_PROBLEM STATEMENT_. Tally up the lines carrying the string "each" and respond with only the resulting number.

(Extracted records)
** BEGIN **

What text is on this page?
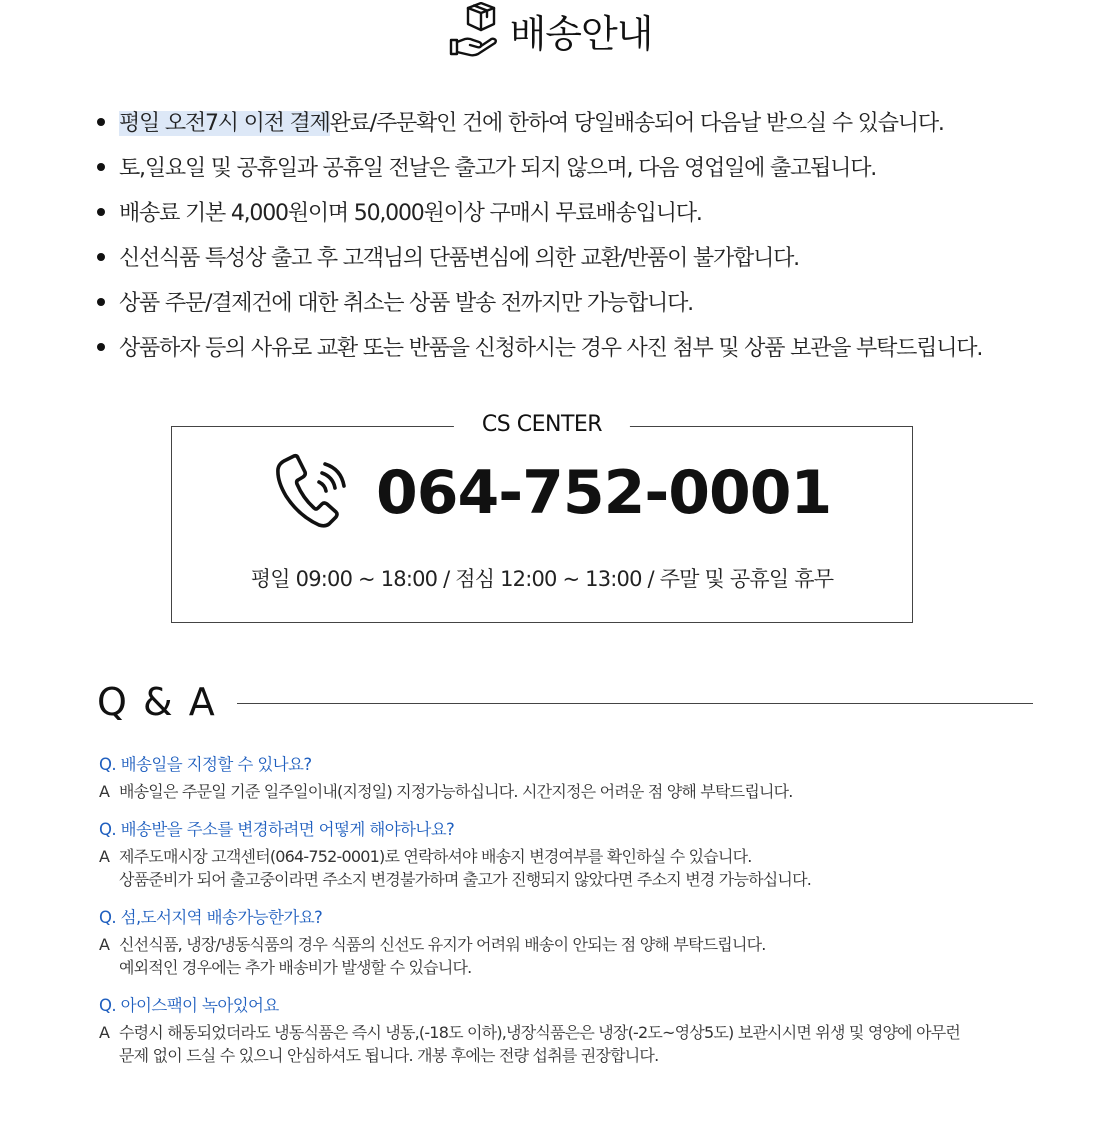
배송안내
평일 오전7시 이전 결제완료/주문확인 건에 한하여 당일배송되어 다음날 받으실 수 있습니다.
토,일요일 및 공휴일과 공휴일 전날은 출고가 되지 않으며, 다음 영업일에 출고됩니다.
배송료 기본 4,000원이며 50,000원이상 구매시 무료배송입니다.
신선식품 특성상 출고 후 고객님의 단품변심에 의한 교환/반품이 불가합니다.
상품 주문/결제건에 대한 취소는 상품 발송 전까지만 가능합니다.
상품하자 등의 사유로 교환 또는 반품을 신청하시는 경우 사진 첨부 및 상품 보관을 부탁드립니다.
CS CENTER
064-752-0001
평일 09:00 ~ 18:00 / 점심 12:00 ~ 13:00 / 주말 및 공휴일 휴무
Q & A
Q. 배송일을 지정할 수 있나요?
A 배송일은 주문일 기준 일주일이내(지정일) 지정가능하십니다. 시간지정은 어려운 점 양해 부탁드립니다.
Q. 배송받을 주소를 변경하려면 어떻게 해야하나요?
A 제주도매시장 고객센터(064-752-0001)로 연락하셔야 배송지 변경여부를 확인하실 수 있습니다.
상품준비가 되어 출고중이라면 주소지 변경불가하며 출고가 진행되지 않았다면 주소지 변경 가능하십니다.
Q. 섬,도서지역 배송가능한가요?
A 신선식품, 냉장/냉동식품의 경우 식품의 신선도 유지가 어려워 배송이 안되는 점 양해 부탁드립니다.
예외적인 경우에는 추가 배송비가 발생할 수 있습니다.
Q. 아이스팩이 녹아있어요
A 수령시 해동되었더라도 냉동식품은 즉시 냉동,(-18도 이하),냉장식품은은 냉장(-2도~영상5도) 보관시시면 위생 및 영양에 아무런
문제 없이 드실 수 있으니 안심하셔도 됩니다. 개봉 후에는 전량 섭취를 권장합니다.
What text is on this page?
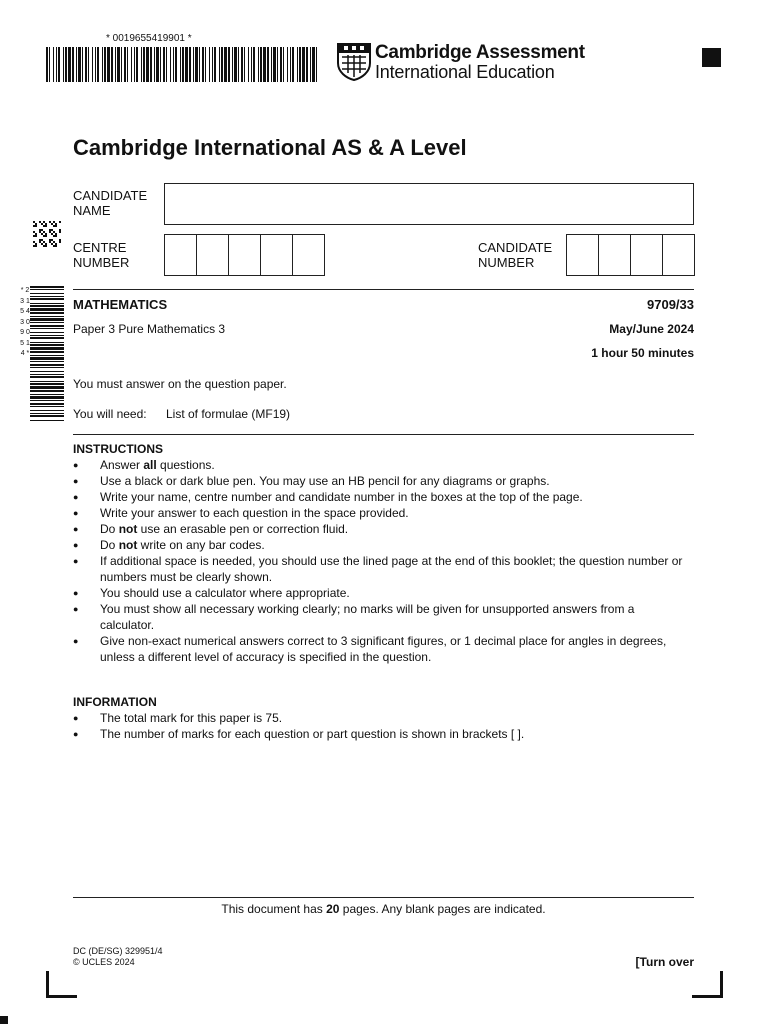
* 0019655419901 *
Cambridge Assessment
International Education
Cambridge International AS & A Level
CANDIDATE
NAME
CENTRE
NUMBER
CANDIDATE
NUMBER
* 2 3 1 5 4 3 0 9 0 5 1 4 *
MATHEMATICS	9709/33
Paper 3 Pure Mathematics 3	May/June 2024
1 hour 50 minutes
You must answer on the question paper.
You will need: List of formulae (MF19)
INSTRUCTIONS
● Answer all questions.
● Use a black or dark blue pen. You may use an HB pencil for any diagrams or graphs.
● Write your name, centre number and candidate number in the boxes at the top of the page.
● Write your answer to each question in the space provided.
● Do not use an erasable pen or correction fluid.
● Do not write on any bar codes.
● If additional space is needed, you should use the lined page at the end of this booklet; the question number or numbers must be clearly shown.
● You should use a calculator where appropriate.
● You must show all necessary working clearly; no marks will be given for unsupported answers from a calculator.
● Give non-exact numerical answers correct to 3 significant figures, or 1 decimal place for angles in degrees, unless a different level of accuracy is specified in the question.
INFORMATION
● The total mark for this paper is 75.
● The number of marks for each question or part question is shown in brackets [ ].
This document has 20 pages. Any blank pages are indicated.
DC (DE/SG) 329951/4
© UCLES 2024	[Turn over
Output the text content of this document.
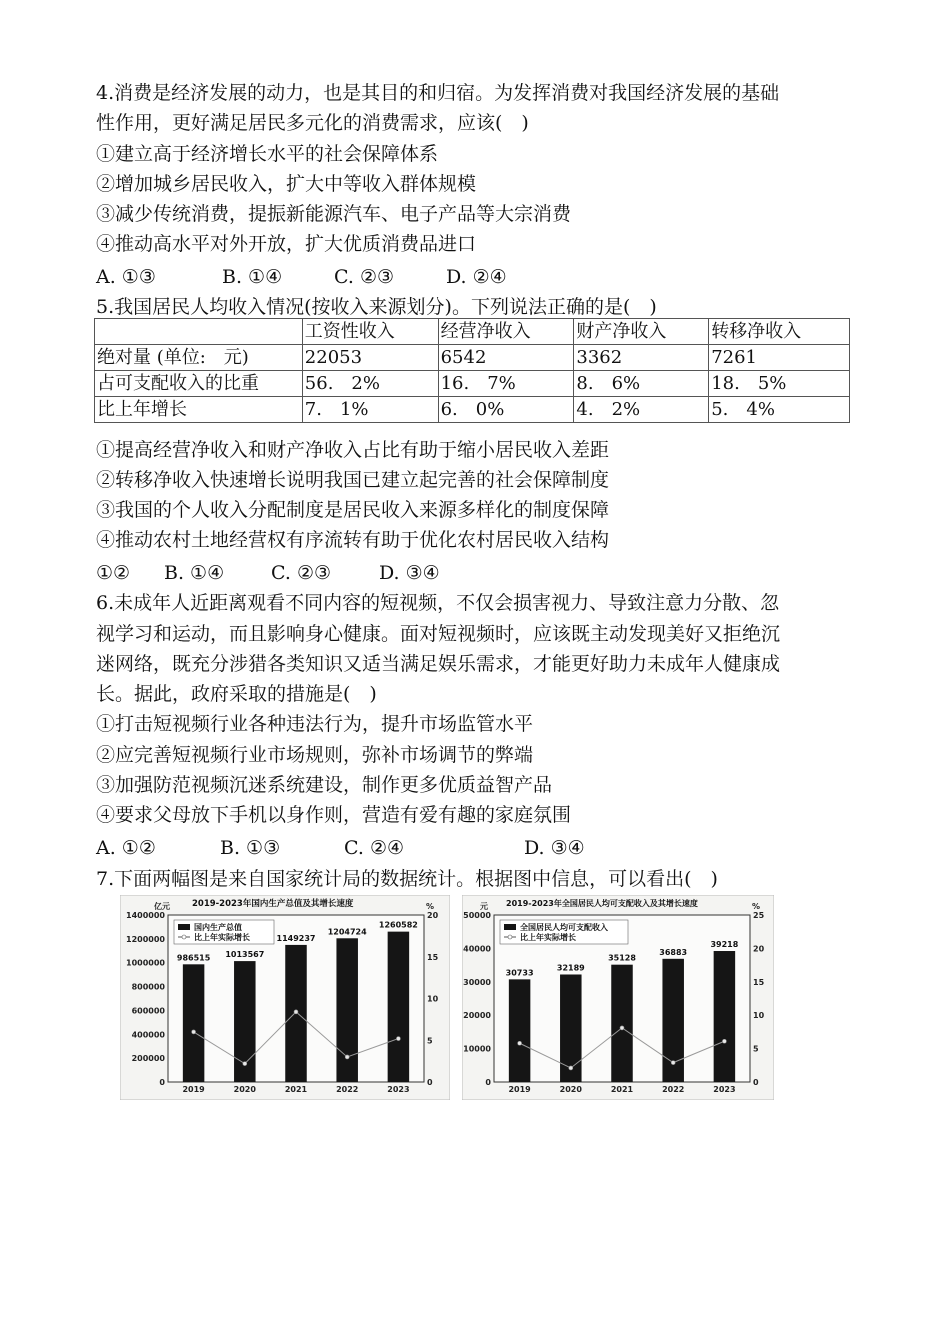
4.消费是经济发展的动力，也是其目的和归宿。为发挥消费对我国经济发展的基础
性作用，更好满足居民多元化的消费需求，应该(　)
①建立高于经济增长水平的社会保障体系
②增加城乡居民收入，扩大中等收入群体规模
③减少传统消费，提振新能源汽车、电子产品等大宗消费
④推动高水平对外开放，扩大优质消费品进口
A. ①③	B. ①④	C. ②③	D. ②④
5.我国居民人均收入情况(按收入来源划分)。下列说法正确的是(　)
	工资性收入	经营净收入	财产净收入	转移净收入
绝对量 (单位:　元)	22053	6542	3362	7261
占可支配收入的比重	56.　2%	16.　7%	8.　6%	18.　5%
比上年增长	7.　1%	6.　0%	4.　2%	5.　4%
①提高经营净收入和财产净收入占比有助于缩小居民收入差距
②转移净收入快速增长说明我国已建立起完善的社会保障制度
③我国的个人收入分配制度是居民收入来源多样化的制度保障
④推动农村土地经营权有序流转有助于优化农村居民收入结构
①② B. ①④ C. ②③	D. ③④
6.未成年人近距离观看不同内容的短视频，不仅会损害视力、导致注意力分散、忽
视学习和运动，而且影响身心健康。面对短视频时，应该既主动发现美好又拒绝沉
迷网络，既充分涉猎各类知识又适当满足娱乐需求，才能更好助力未成年人健康成
长。据此，政府采取的措施是(　)
①打击短视频行业各种违法行为，提升市场监管水平
②应完善短视频行业市场规则，弥补市场调节的弊端
③加强防范视频沉迷系统建设，制作更多优质益智产品
④要求父母放下手机以身作则，营造有爱有趣的家庭氛围
A. ①②	B. ①③	C. ②④	D. ③④
7.下面两幅图是来自国家统计局的数据统计。根据图中信息，可以看出(　)
2019-2023年国内生产总值及其增长速度
亿元	%
0
200000
400000
600000
800000
1000000
1200000
1400000
0
5
10
15
20
986515
2019
1013567
2020
1149237
2021
1204724
2022
1260582
2023
国内生产总值
比上年实际增长
2019-2023年全国居民人均可支配收入及其增长速度
元	%
0
10000
20000
30000
40000
50000
0
5
10
15
20
25
30733
2019
32189
2020
35128
2021
36883
2022
39218
2023
全国居民人均可支配收入
比上年实际增长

** END **

_EXERCISE OUTPUT_. 2